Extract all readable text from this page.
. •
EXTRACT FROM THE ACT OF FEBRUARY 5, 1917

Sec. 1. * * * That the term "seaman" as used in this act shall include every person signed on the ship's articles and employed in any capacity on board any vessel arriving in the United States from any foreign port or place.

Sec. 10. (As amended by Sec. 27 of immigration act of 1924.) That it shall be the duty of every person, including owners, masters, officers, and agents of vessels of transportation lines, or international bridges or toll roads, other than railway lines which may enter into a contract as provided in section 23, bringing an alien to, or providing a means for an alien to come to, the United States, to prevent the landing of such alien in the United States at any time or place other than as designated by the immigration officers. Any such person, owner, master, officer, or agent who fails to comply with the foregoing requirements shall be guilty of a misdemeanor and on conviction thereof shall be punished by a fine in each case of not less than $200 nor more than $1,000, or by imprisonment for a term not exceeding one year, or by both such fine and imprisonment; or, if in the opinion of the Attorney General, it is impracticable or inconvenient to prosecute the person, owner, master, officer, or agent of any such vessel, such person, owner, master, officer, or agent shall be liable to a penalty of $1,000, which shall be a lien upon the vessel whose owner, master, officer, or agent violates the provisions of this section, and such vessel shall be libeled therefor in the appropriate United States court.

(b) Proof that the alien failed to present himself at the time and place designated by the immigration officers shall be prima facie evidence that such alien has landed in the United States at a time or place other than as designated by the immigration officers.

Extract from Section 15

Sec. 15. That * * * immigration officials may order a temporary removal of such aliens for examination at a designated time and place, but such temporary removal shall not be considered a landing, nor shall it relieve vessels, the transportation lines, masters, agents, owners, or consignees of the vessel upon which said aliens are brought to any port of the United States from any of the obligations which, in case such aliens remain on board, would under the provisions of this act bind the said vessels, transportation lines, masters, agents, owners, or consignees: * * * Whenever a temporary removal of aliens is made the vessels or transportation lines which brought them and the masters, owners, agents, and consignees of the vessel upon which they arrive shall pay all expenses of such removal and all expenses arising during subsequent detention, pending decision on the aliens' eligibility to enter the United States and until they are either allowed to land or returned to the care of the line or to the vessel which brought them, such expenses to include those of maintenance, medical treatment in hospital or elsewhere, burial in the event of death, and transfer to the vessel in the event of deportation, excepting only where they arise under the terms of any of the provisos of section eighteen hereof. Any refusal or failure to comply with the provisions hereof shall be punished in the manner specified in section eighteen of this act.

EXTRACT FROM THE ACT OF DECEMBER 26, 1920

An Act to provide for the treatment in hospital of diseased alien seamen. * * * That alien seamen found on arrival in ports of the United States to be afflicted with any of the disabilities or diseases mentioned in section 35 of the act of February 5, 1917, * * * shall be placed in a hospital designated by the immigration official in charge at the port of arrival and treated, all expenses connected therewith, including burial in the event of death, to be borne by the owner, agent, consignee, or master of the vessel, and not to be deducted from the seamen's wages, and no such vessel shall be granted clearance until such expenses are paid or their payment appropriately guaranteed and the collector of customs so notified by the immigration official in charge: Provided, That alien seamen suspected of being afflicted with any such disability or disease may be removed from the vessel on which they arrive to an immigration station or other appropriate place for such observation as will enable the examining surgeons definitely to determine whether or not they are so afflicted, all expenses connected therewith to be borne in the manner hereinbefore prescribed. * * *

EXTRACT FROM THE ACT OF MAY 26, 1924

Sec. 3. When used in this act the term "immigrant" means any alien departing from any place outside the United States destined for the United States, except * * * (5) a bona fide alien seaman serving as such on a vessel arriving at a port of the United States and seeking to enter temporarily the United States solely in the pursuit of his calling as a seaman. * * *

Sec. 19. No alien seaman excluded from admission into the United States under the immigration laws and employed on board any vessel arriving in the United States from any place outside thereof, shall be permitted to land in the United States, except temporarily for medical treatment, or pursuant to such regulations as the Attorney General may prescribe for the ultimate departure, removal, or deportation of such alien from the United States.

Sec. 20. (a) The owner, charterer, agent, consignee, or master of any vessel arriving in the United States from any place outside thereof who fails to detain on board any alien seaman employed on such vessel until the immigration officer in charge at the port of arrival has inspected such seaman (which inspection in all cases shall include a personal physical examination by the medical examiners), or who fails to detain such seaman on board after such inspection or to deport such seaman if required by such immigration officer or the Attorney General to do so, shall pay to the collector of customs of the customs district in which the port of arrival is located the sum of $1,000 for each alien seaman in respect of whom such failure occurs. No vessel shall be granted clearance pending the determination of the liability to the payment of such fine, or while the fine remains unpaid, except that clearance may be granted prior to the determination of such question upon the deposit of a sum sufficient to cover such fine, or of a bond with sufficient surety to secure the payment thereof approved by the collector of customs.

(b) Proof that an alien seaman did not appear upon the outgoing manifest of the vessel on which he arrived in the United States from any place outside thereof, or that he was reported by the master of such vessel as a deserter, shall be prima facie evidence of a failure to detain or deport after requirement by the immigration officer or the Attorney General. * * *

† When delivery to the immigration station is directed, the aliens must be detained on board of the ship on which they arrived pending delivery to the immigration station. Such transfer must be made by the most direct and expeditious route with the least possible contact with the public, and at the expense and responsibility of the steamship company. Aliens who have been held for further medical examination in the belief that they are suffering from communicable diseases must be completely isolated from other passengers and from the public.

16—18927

### WHAT YOU WILL DO
Each line above must be printed exactly as it appears.

### RIGHT ANSWER
Extract all readable text from this page.
. •
EXTRACT FROM THE ACT OF FEBRUARY 5, 1917

Sec. 1. * * * That the term "seaman" as used in this act shall include every person signed on the ship's articles and employed in any capacity on board any vessel arriving in the United States from any foreign port or place.

Sec. 10. (As amended by Sec. 27 of immigration act of 1924.) That it shall be the duty of every person, including owners, masters, officers, and agents of vessels of transportation lines, or international bridges or toll roads, other than railway lines which may enter into a contract as provided in section 23, bringing an alien to, or providing a means for an alien to come to, the United States, to prevent the landing of such alien in the United States at any time or place other than as designated by the immigration officers. Any such person, owner, master, officer, or agent who fails to comply with the foregoing requirements shall be guilty of a misdemeanor and on conviction thereof shall be punished by a fine in each case of not less than $200 nor more than $1,000, or by imprisonment for a term not exceeding one year, or by both such fine and imprisonment; or, if in the opinion of the Attorney General, it is impracticable or inconvenient to prosecute the person, owner, master, officer, or agent of any such vessel, such person, owner, master, officer, or agent shall be liable to a penalty of $1,000, which shall be a lien upon the vessel whose owner, master, officer, or agent violates the provisions of this section, and such vessel shall be libeled therefor in the appropriate United States court.

(b) Proof that the alien failed to present himself at the time and place designated by the immigration officers shall be prima facie evidence that such alien has landed in the United States at a time or place other than as designated by the immigration officers.

Extract from Section 15

Sec. 15. That * * * immigration officials may order a temporary removal of such aliens for examination at a designated time and place, but such temporary removal shall not be considered a landing, nor shall it relieve vessels, the transportation lines, masters, agents, owners, or consignees of the vessel upon which said aliens are brought to any port of the United States from any of the obligations which, in case such aliens remain on board, would under the provisions of this act bind the said vessels, transportation lines, masters, agents, owners, or consignees: * * * Whenever a temporary removal of aliens is made the vessels or transportation lines which brought them and the masters, owners, agents, and consignees of the vessel upon which they arrive shall pay all expenses of such removal and all expenses arising during subsequent detention, pending decision on the aliens' eligibility to enter the United States and until they are either allowed to land or returned to the care of the line or to the vessel which brought them, such expenses to include those of maintenance, medical treatment in hospital or elsewhere, burial in the event of death, and transfer to the vessel in the event of deportation, excepting only where they arise under the terms of any of the provisos of section eighteen hereof. Any refusal or failure to comply with the provisions hereof shall be punished in the manner specified in section eighteen of this act.

EXTRACT FROM THE ACT OF DECEMBER 26, 1920

An Act to provide for the treatment in hospital of diseased alien seamen. * * * That alien seamen found on arrival in ports of the United States to be afflicted with any of the disabilities or diseases mentioned in section 35 of the act of February 5, 1917, * * * shall be placed in a hospital designated by the immigration official in charge at the port of arrival and treated, all expenses connected therewith, including burial in the event of death, to be borne by the owner, agent, consignee, or master of the vessel, and not to be deducted from the seamen's wages, and no such vessel shall be granted clearance until such expenses are paid or their payment appropriately guaranteed and the collector of customs so notified by the immigration official in charge: Provided, That alien seamen suspected of being afflicted with any such disability or disease may be removed from the vessel on which they arrive to an immigration station or other appropriate place for such observation as will enable the examining surgeons definitely to determine whether or not they are so afflicted, all expenses connected therewith to be borne in the manner hereinbefore prescribed. * * *

EXTRACT FROM THE ACT OF MAY 26, 1924

Sec. 3. When used in this act the term "immigrant" means any alien departing from any place outside the United States destined for the United States, except * * * (5) a bona fide alien seaman serving as such on a vessel arriving at a port of the United States and seeking to enter temporarily the United States solely in the pursuit of his calling as a seaman. * * *

Sec. 19. No alien seaman excluded from admission into the United States under the immigration laws and employed on board any vessel arriving in the United States from any place outside thereof, shall be permitted to land in the United States, except temporarily for medical treatment, or pursuant to such regulations as the Attorney General may prescribe for the ultimate departure, removal, or deportation of such alien from the United States.

Sec. 20. (a) The owner, charterer, agent, consignee, or master of any vessel arriving in the United States from any place outside thereof who fails to detain on board any alien seaman employed on such vessel until the immigration officer in charge at the port of arrival has inspected such seaman (which inspection in all cases shall include a personal physical examination by the medical examiners), or who fails to detain such seaman on board after such inspection or to deport such seaman if required by such immigration officer or the Attorney General to do so, shall pay to the collector of customs of the customs district in which the port of arrival is located the sum of $1,000 for each alien seaman in respect of whom such failure occurs. No vessel shall be granted clearance pending the determination of the liability to the payment of such fine, or while the fine remains unpaid, except that clearance may be granted prior to the determination of such question upon the deposit of a sum sufficient to cover such fine, or of a bond with sufficient surety to secure the payment thereof approved by the collector of customs.

(b) Proof that an alien seaman did not appear upon the outgoing manifest of the vessel on which he arrived in the United States from any place outside thereof, or that he was reported by the master of such vessel as a deserter, shall be prima facie evidence of a failure to detain or deport after requirement by the immigration officer or the Attorney General. * * *

† When delivery to the immigration station is directed, the aliens must be detained on board of the ship on which they arrived pending delivery to the immigration station. Such transfer must be made by the most direct and expeditious route with the least possible contact with the public, and at the expense and responsibility of the steamship company. Aliens who have been held for further medical examination in the belief that they are suffering from communicable diseases must be completely isolated from other passengers and from the public.

16—18927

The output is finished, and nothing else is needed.